Aim of the exercise: Reproduce the ITU update on Internet connections and hosts word for word, in full.

Excerpt:
ITU TELECOMMUNICATION INDICATORS UPDATE


Numbering cyberspace

At the dawn of the new millennium, almost every country in the world was connected to the Internet. Back in 1988, only seven countries were connected to the US National Science Foundation Internet backbone. This had grown to 200 countries a decade later. Most countries already had an Internet connection by 1997. Today, less than a half a dozen economies remain unconnected, primarily for political reasons. The beauty of the Internet is such that the first connection, no matter how slow, brings the whole of its riches. And first-mover advantage also matters: of the seven initial countries to have been connected to the US-developed Internet — Canada, Denmark, Finland, France, Iceland, Norway and Sweden — all except France currently rank among the top ten in terms of Internet penetration.

The Internet consists of a maze of permanently interconnected computers plus temporary connections that users create when they log on. The former are referred to as hosts and numbered over 100 million at the beginning of 2001. Hosts are the central nervous system of the Internet, keeping it alive by routing traffic, exchanging e-mails, and providing information. The host computer growth rate dropped in 2000, possibly a reflection of the downturn in the dot-com economy. The most popular host suffixes are “.com” with 33 million and “.net” with 23 million; together they account for 60 per cent of all hosts. The country suffix with the most hosts is Japan (.jp), which had 3.4 million in July 2000. On a per capita basis, the nation with the most hosts using its country code, is the tiny Pacific Island of Niue (.nu) with almost five hosts per person, though few of these are located in that territory.

Material provided:
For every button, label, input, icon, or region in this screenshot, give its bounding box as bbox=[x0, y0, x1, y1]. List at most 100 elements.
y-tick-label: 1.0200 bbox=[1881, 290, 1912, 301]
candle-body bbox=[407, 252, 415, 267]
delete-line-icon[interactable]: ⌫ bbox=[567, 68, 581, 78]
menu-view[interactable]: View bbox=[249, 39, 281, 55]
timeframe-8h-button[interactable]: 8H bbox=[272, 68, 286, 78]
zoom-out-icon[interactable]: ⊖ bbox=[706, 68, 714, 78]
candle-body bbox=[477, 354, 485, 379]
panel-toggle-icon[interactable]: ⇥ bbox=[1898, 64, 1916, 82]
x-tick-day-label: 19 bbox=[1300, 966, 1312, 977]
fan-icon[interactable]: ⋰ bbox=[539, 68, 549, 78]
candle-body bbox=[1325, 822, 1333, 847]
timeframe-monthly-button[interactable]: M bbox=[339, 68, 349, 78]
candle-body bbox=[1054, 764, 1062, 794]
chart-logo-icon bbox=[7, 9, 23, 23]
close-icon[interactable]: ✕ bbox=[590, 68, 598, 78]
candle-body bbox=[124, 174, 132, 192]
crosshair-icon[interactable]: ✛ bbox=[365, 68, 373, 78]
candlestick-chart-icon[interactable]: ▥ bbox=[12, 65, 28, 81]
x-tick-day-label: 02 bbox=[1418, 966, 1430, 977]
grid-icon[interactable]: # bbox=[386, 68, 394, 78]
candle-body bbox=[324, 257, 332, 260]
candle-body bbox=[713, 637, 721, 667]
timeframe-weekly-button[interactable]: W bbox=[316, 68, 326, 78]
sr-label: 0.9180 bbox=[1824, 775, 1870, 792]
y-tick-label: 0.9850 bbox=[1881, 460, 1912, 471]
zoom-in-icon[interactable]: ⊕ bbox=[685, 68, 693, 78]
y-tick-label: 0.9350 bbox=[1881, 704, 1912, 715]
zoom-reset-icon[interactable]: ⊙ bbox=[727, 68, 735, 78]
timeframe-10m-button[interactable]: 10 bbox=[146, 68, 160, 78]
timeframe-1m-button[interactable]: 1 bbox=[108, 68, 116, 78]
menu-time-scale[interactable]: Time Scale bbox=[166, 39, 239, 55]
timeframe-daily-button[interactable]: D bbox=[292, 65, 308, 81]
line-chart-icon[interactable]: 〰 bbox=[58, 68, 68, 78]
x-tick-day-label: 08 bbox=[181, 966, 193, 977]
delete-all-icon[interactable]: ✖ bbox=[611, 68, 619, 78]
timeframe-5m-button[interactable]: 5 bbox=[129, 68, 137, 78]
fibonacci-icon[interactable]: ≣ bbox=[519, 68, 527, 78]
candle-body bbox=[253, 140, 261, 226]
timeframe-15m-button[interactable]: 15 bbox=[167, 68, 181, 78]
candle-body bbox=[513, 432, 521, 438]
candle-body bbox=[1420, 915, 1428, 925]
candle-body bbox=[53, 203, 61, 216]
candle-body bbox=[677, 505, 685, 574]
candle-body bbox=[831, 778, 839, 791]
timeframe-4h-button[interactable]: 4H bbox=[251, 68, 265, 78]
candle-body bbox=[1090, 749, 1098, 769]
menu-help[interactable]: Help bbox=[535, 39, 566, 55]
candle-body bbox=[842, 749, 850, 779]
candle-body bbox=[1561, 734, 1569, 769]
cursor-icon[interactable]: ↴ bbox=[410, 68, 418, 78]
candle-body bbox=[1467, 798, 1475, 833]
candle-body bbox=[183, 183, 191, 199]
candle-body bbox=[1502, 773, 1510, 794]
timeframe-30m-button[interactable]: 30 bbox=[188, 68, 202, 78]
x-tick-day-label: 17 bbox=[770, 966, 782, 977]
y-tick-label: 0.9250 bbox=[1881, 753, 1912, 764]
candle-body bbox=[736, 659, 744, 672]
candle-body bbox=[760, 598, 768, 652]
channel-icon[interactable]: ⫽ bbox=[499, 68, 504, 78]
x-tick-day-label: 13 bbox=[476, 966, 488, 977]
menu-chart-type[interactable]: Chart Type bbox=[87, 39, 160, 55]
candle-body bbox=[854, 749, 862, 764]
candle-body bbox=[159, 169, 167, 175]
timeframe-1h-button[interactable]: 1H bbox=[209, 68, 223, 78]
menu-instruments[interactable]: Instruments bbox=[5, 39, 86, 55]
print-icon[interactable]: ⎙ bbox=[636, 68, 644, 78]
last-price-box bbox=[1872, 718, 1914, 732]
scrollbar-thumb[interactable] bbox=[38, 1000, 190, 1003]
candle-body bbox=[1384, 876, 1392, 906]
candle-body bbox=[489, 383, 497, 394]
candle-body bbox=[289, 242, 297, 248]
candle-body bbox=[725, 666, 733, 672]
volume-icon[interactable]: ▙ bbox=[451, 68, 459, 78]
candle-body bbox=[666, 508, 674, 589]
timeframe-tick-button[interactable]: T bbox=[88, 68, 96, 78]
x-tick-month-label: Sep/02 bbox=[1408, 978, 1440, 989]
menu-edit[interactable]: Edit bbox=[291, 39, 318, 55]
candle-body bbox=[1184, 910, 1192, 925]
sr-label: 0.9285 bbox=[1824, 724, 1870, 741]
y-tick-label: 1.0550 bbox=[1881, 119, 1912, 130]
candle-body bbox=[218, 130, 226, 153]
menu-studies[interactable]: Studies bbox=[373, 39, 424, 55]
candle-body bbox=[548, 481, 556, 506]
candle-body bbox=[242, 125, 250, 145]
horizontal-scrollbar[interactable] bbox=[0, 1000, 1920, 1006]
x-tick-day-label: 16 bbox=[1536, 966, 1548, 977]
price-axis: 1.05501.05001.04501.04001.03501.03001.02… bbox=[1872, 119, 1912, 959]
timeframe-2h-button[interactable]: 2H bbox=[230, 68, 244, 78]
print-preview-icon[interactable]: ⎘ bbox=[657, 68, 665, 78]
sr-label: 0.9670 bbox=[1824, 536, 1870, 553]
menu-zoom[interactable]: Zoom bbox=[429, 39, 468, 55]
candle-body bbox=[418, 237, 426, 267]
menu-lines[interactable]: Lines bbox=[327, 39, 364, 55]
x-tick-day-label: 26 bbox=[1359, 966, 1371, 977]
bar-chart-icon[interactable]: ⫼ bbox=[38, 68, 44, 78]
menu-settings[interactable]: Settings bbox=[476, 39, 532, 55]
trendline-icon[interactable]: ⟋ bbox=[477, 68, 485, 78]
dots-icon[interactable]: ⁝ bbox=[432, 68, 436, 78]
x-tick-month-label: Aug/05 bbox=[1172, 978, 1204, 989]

Expected output:
ITU TELECOMMUNICATION INDICATORS UPDATE


Numbering cyberspace

At the dawn of the new millennium, almost every country in the world was connected to the Internet. Back in 1988, only seven countries were connected to the US National Science Foundation Internet backbone. This had grown to 200 countries a decade later. Most countries already had an Internet connection by 1997. Today, less than a half a dozen economies remain unconnected, primarily for political reasons. The beauty of the Internet is such that the first connection, no matter how slow, brings the whole of its riches. And first-mover advantage also matters: of the seven initial countries to have been connected to the US-developed Internet — Canada, Denmark, Finland, France, Iceland, Norway and Sweden — all except France currently rank among the top ten in terms of Internet penetration.

The Internet consists of a maze of permanently interconnected computers plus temporary connections that users create when they log on. The former are referred to as hosts and numbered over 100 million at the beginning of 2001. Hosts are the central nervous system of the Internet, keeping it alive by routing traffic, exchanging e-mails, and providing information. The host computer growth rate dropped in 2000, possibly a reflection of the downturn in the dot-com economy. The most popular host suffixes are “.com” with 33 million and “.net” with 23 million; together they account for 60 per cent of all hosts. The country suffix with the most hosts is Japan (.jp), which had 3.4 million in July 2000. On a per capita basis, the nation with the most hosts using its country code, is the tiny Pacific Island of Niue (.nu) with almost five hosts per person, though few of these are located in that territory.